- _Short exercise_: Copy, from the entries below, each line where the word "title" can be found.

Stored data
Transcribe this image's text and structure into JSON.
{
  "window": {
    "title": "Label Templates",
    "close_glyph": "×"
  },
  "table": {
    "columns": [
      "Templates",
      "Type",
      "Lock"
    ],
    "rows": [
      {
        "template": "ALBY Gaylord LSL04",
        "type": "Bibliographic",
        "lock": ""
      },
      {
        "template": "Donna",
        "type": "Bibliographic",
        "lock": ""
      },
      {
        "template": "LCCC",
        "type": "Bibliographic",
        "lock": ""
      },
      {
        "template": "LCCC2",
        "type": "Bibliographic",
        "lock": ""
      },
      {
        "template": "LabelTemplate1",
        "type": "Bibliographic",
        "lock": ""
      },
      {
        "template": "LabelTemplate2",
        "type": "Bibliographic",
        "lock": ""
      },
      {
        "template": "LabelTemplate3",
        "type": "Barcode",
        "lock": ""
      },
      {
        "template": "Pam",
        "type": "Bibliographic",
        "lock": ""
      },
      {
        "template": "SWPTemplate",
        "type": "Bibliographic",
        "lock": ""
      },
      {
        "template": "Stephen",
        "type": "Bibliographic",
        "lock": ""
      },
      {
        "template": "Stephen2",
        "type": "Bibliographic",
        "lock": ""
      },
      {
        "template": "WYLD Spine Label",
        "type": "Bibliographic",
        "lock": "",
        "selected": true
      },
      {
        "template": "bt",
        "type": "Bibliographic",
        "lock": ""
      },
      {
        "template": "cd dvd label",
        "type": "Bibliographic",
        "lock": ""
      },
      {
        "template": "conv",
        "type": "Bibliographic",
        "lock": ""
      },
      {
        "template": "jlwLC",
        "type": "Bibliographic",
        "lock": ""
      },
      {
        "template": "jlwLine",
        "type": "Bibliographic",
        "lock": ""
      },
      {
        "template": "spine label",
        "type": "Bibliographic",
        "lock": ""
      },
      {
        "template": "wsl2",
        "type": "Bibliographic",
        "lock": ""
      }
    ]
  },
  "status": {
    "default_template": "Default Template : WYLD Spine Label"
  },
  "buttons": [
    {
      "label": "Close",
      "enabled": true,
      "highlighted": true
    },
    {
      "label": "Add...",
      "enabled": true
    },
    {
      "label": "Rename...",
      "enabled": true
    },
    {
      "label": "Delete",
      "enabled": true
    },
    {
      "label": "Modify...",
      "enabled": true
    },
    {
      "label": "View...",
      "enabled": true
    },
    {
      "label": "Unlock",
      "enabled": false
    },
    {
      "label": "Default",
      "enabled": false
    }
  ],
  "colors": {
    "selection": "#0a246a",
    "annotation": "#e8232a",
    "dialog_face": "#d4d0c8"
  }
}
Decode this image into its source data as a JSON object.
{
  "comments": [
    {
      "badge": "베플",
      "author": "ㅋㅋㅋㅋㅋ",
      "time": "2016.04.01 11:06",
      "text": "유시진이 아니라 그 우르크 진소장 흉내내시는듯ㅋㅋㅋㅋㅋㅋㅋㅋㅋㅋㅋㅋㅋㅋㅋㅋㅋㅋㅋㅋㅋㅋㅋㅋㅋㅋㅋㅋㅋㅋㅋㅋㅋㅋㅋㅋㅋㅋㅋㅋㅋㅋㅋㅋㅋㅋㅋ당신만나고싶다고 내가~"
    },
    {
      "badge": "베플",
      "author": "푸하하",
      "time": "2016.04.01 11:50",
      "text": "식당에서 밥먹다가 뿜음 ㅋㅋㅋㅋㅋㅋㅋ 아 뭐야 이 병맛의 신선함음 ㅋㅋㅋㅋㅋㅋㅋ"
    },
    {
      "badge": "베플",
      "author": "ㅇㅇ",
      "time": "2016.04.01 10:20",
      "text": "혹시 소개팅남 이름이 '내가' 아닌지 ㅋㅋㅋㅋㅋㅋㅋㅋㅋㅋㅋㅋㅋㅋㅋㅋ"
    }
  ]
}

--

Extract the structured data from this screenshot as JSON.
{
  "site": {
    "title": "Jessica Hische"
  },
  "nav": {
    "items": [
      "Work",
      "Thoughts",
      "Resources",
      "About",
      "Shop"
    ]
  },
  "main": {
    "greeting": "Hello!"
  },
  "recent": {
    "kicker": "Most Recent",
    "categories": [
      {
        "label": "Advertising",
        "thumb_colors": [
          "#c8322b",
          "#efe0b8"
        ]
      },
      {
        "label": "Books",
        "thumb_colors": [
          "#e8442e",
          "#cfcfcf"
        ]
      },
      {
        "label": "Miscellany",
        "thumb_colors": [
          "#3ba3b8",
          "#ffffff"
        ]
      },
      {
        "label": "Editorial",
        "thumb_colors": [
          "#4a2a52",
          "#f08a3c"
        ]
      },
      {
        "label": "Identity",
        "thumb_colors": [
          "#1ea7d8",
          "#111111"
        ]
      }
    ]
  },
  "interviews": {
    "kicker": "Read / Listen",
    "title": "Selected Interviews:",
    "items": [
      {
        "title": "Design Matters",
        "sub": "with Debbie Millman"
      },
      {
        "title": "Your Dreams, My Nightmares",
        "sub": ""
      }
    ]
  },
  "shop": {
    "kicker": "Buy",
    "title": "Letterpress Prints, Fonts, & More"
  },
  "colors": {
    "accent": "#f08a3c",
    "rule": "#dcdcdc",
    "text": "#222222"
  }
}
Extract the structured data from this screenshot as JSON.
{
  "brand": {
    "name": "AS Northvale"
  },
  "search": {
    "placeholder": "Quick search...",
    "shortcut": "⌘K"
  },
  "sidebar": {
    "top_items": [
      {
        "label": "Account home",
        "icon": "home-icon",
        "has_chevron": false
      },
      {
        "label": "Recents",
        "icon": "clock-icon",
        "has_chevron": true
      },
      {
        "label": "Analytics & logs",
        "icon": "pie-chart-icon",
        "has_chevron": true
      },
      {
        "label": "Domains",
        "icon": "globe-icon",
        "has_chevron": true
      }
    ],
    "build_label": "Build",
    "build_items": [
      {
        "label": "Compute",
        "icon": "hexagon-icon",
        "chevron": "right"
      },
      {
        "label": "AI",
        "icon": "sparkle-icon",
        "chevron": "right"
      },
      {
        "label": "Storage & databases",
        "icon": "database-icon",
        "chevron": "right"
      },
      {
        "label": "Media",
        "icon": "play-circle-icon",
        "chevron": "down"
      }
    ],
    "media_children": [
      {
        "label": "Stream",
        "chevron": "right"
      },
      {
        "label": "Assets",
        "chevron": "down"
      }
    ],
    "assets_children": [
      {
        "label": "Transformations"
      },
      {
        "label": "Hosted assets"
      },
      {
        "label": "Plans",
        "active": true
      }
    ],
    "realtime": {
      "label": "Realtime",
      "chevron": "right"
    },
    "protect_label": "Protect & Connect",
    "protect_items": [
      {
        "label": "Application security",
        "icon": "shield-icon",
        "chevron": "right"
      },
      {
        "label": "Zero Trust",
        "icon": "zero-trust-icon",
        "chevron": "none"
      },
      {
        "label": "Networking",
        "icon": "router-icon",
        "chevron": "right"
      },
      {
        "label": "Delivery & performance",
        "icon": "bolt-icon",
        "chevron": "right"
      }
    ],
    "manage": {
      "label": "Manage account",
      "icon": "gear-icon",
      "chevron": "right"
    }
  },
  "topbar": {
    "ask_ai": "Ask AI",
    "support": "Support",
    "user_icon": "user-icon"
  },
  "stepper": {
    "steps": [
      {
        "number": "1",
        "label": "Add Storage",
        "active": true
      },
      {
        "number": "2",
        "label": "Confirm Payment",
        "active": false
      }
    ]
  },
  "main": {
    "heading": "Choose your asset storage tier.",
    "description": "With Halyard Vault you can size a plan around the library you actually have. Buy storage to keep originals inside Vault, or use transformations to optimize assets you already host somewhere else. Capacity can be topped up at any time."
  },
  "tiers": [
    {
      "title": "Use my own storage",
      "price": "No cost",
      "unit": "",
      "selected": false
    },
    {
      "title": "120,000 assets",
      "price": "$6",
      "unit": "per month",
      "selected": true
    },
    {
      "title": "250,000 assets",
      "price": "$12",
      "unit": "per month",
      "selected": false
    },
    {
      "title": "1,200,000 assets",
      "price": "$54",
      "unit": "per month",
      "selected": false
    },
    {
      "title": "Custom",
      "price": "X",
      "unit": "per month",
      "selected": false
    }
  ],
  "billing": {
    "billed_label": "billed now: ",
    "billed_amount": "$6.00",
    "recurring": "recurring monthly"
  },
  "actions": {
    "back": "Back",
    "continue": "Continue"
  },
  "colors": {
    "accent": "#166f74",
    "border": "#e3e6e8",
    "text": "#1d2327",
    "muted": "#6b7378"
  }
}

- _Solved exercise_:
    "title": "Label Templates",
    "title": "Jessica Hische"
    "title": "Selected Interviews:",
        "title": "Design Matters",
        "title": "Your Dreams, My Nightmares",
    "title": "Letterpress Prints, Fonts, & More"
      "title": "Use my own storage",
      "title": "120,000 assets",
      "title": "250,000 assets",
      "title": "1,200,000 assets",
      "title": "Custom",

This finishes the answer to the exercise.